- _Prompt_:
Take the material and output all of it exactly.

- _Items_:
---
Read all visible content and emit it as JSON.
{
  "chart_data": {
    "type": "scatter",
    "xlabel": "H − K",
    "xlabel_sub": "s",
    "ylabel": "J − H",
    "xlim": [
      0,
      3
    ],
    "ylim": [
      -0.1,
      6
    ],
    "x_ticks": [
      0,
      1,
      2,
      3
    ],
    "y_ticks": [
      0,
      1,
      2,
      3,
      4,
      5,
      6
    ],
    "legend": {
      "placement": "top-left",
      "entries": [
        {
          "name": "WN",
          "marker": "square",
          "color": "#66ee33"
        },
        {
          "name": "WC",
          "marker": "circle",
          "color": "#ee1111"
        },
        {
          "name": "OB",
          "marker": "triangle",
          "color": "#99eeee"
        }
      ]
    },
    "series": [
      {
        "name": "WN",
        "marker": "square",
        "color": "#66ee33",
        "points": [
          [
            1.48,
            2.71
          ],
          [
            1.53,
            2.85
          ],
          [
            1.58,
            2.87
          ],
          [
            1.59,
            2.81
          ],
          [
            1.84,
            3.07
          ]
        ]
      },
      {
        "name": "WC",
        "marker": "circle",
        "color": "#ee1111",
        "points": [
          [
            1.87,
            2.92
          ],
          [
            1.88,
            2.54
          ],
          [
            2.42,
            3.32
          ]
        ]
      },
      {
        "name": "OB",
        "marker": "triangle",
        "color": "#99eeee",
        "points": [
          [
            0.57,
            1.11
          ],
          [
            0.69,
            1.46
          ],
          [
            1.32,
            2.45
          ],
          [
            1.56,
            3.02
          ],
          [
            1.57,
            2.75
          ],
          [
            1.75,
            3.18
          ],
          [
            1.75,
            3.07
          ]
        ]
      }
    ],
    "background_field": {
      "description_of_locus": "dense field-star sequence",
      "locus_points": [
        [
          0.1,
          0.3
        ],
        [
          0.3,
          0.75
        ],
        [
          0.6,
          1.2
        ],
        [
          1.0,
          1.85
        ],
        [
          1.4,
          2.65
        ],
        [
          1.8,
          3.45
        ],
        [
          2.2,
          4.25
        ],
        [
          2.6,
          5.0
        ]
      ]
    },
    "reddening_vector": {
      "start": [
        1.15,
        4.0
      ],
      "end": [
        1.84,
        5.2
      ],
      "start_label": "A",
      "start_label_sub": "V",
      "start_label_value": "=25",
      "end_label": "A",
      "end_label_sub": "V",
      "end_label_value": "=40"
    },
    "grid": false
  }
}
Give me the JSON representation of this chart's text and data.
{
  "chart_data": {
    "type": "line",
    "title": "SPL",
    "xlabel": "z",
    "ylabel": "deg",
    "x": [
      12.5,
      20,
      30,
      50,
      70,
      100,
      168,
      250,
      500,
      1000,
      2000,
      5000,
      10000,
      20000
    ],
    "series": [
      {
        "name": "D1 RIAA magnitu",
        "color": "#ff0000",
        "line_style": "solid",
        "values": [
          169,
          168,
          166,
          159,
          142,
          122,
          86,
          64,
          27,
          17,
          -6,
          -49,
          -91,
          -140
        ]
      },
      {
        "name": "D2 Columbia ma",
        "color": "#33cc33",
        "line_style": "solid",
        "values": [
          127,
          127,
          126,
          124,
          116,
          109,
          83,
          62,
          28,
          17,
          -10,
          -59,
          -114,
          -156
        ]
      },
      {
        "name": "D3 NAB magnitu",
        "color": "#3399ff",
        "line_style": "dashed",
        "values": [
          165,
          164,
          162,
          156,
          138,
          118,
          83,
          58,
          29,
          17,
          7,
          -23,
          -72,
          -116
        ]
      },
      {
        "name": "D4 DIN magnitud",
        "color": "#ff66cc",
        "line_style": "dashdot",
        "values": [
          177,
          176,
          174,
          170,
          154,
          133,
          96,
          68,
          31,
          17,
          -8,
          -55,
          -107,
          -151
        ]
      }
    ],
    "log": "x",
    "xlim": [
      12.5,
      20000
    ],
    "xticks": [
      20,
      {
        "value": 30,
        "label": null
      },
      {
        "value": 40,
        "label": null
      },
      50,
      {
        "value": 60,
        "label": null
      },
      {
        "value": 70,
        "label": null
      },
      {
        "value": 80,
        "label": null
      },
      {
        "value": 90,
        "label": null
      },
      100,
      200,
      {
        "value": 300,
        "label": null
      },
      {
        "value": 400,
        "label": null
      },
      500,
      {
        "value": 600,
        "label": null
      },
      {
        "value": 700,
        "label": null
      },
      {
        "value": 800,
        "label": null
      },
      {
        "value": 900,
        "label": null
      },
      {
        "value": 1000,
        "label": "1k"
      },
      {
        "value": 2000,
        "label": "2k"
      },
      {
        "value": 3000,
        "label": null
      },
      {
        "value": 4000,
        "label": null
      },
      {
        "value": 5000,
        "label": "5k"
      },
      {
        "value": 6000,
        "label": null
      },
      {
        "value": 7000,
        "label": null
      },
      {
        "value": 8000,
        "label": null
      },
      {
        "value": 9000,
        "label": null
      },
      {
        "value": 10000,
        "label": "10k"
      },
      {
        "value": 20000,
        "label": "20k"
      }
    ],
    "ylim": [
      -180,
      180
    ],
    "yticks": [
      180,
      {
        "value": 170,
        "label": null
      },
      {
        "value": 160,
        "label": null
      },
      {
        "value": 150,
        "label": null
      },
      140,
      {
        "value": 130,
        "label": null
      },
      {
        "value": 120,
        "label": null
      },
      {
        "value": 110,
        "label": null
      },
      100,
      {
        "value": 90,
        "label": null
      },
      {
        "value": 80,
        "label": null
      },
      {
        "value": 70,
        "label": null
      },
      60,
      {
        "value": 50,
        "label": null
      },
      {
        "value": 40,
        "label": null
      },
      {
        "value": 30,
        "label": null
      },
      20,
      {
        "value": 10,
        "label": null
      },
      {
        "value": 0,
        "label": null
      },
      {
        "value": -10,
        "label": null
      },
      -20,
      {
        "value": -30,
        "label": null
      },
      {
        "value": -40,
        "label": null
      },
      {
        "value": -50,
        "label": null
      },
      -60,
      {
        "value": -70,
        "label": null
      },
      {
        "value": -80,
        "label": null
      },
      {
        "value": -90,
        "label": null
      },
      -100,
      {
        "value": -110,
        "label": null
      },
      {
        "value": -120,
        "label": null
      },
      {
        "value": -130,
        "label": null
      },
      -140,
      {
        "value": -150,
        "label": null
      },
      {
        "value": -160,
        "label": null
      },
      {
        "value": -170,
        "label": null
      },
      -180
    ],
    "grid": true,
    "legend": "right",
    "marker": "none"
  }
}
---
- _Task output_:
Read all visible content and emit it as JSON.
{
  "chart_data": {
    "type": "scatter",
    "xlabel": "H − K",
    "xlabel_sub": "s",
    "ylabel": "J − H",
    "xlim": [
      0,
      3
    ],
    "ylim": [
      -0.1,
      6
    ],
    "x_ticks": [
      0,
      1,
      2,
      3
    ],
    "y_ticks": [
      0,
      1,
      2,
      3,
      4,
      5,
      6
    ],
    "legend": {
      "placement": "top-left",
      "entries": [
        {
          "name": "WN",
          "marker": "square",
          "color": "#66ee33"
        },
        {
          "name": "WC",
          "marker": "circle",
          "color": "#ee1111"
        },
        {
          "name": "OB",
          "marker": "triangle",
          "color": "#99eeee"
        }
      ]
    },
    "series": [
      {
        "name": "WN",
        "marker": "square",
        "color": "#66ee33",
        "points": [
          [
            1.48,
            2.71
          ],
          [
            1.53,
            2.85
          ],
          [
            1.58,
            2.87
          ],
          [
            1.59,
            2.81
          ],
          [
            1.84,
            3.07
          ]
        ]
      },
      {
        "name": "WC",
        "marker": "circle",
        "color": "#ee1111",
        "points": [
          [
            1.87,
            2.92
          ],
          [
            1.88,
            2.54
          ],
          [
            2.42,
            3.32
          ]
        ]
      },
      {
        "name": "OB",
        "marker": "triangle",
        "color": "#99eeee",
        "points": [
          [
            0.57,
            1.11
          ],
          [
            0.69,
            1.46
          ],
          [
            1.32,
            2.45
          ],
          [
            1.56,
            3.02
          ],
          [
            1.57,
            2.75
          ],
          [
            1.75,
            3.18
          ],
          [
            1.75,
            3.07
          ]
        ]
      }
    ],
    "background_field": {
      "description_of_locus": "dense field-star sequence",
      "locus_points": [
        [
          0.1,
          0.3
        ],
        [
          0.3,
          0.75
        ],
        [
          0.6,
          1.2
        ],
        [
          1.0,
          1.85
        ],
        [
          1.4,
          2.65
        ],
        [
          1.8,
          3.45
        ],
        [
          2.2,
          4.25
        ],
        [
          2.6,
          5.0
        ]
      ]
    },
    "reddening_vector": {
      "start": [
        1.15,
        4.0
      ],
      "end": [
        1.84,
        5.2
      ],
      "start_label": "A",
      "start_label_sub": "V",
      "start_label_value": "=25",
      "end_label": "A",
      "end_label_sub": "V",
      "end_label_value": "=40"
    },
    "grid": false
  }
}
Give me the JSON representation of this chart's text and data.
{
  "chart_data": {
    "type": "line",
    "title": "SPL",
    "xlabel": "z",
    "ylabel": "deg",
    "x": [
      12.5,
      20,
      30,
      50,
      70,
      100,
      168,
      250,
      500,
      1000,
      2000,
      5000,
      10000,
      20000
    ],
    "series": [
      {
        "name": "D1 RIAA magnitu",
        "color": "#ff0000",
        "line_style": "solid",
        "values": [
          169,
          168,
          166,
          159,
          142,
          122,
          86,
          64,
          27,
          17,
          -6,
          -49,
          -91,
          -140
        ]
      },
      {
        "name": "D2 Columbia ma",
        "color": "#33cc33",
        "line_style": "solid",
        "values": [
          127,
          127,
          126,
          124,
          116,
          109,
          83,
          62,
          28,
          17,
          -10,
          -59,
          -114,
          -156
        ]
      },
      {
        "name": "D3 NAB magnitu",
        "color": "#3399ff",
        "line_style": "dashed",
        "values": [
          165,
          164,
          162,
          156,
          138,
          118,
          83,
          58,
          29,
          17,
          7,
          -23,
          -72,
          -116
        ]
      },
      {
        "name": "D4 DIN magnitud",
        "color": "#ff66cc",
        "line_style": "dashdot",
        "values": [
          177,
          176,
          174,
          170,
          154,
          133,
          96,
          68,
          31,
          17,
          -8,
          -55,
          -107,
          -151
        ]
      }
    ],
    "log": "x",
    "xlim": [
      12.5,
      20000
    ],
    "xticks": [
      20,
      {
        "value": 30,
        "label": null
      },
      {
        "value": 40,
        "label": null
      },
      50,
      {
        "value": 60,
        "label": null
      },
      {
        "value": 70,
        "label": null
      },
      {
        "value": 80,
        "label": null
      },
      {
        "value": 90,
        "label": null
      },
      100,
      200,
      {
        "value": 300,
        "label": null
      },
      {
        "value": 400,
        "label": null
      },
      500,
      {
        "value": 600,
        "label": null
      },
      {
        "value": 700,
        "label": null
      },
      {
        "value": 800,
        "label": null
      },
      {
        "value": 900,
        "label": null
      },
      {
        "value": 1000,
        "label": "1k"
      },
      {
        "value": 2000,
        "label": "2k"
      },
      {
        "value": 3000,
        "label": null
      },
      {
        "value": 4000,
        "label": null
      },
      {
        "value": 5000,
        "label": "5k"
      },
      {
        "value": 6000,
        "label": null
      },
      {
        "value": 7000,
        "label": null
      },
      {
        "value": 8000,
        "label": null
      },
      {
        "value": 9000,
        "label": null
      },
      {
        "value": 10000,
        "label": "10k"
      },
      {
        "value": 20000,
        "label": "20k"
      }
    ],
    "ylim": [
      -180,
      180
    ],
    "yticks": [
      180,
      {
        "value": 170,
        "label": null
      },
      {
        "value": 160,
        "label": null
      },
      {
        "value": 150,
        "label": null
      },
      140,
      {
        "value": 130,
        "label": null
      },
      {
        "value": 120,
        "label": null
      },
      {
        "value": 110,
        "label": null
      },
      100,
      {
        "value": 90,
        "label": null
      },
      {
        "value": 80,
        "label": null
      },
      {
        "value": 70,
        "label": null
      },
      60,
      {
        "value": 50,
        "label": null
      },
      {
        "value": 40,
        "label": null
      },
      {
        "value": 30,
        "label": null
      },
      20,
      {
        "value": 10,
        "label": null
      },
      {
        "value": 0,
        "label": null
      },
      {
        "value": -10,
        "label": null
      },
      -20,
      {
        "value": -30,
        "label": null
      },
      {
        "value": -40,
        "label": null
      },
      {
        "value": -50,
        "label": null
      },
      -60,
      {
        "value": -70,
        "label": null
      },
      {
        "value": -80,
        "label": null
      },
      {
        "value": -90,
        "label": null
      },
      -100,
      {
        "value": -110,
        "label": null
      },
      {
        "value": -120,
        "label": null
      },
      {
        "value": -130,
        "label": null
      },
      -140,
      {
        "value": -150,
        "label": null
      },
      {
        "value": -160,
        "label": null
      },
      {
        "value": -170,
        "label": null
      },
      -180
    ],
    "grid": true,
    "legend": "right",
    "marker": "none"
  }
}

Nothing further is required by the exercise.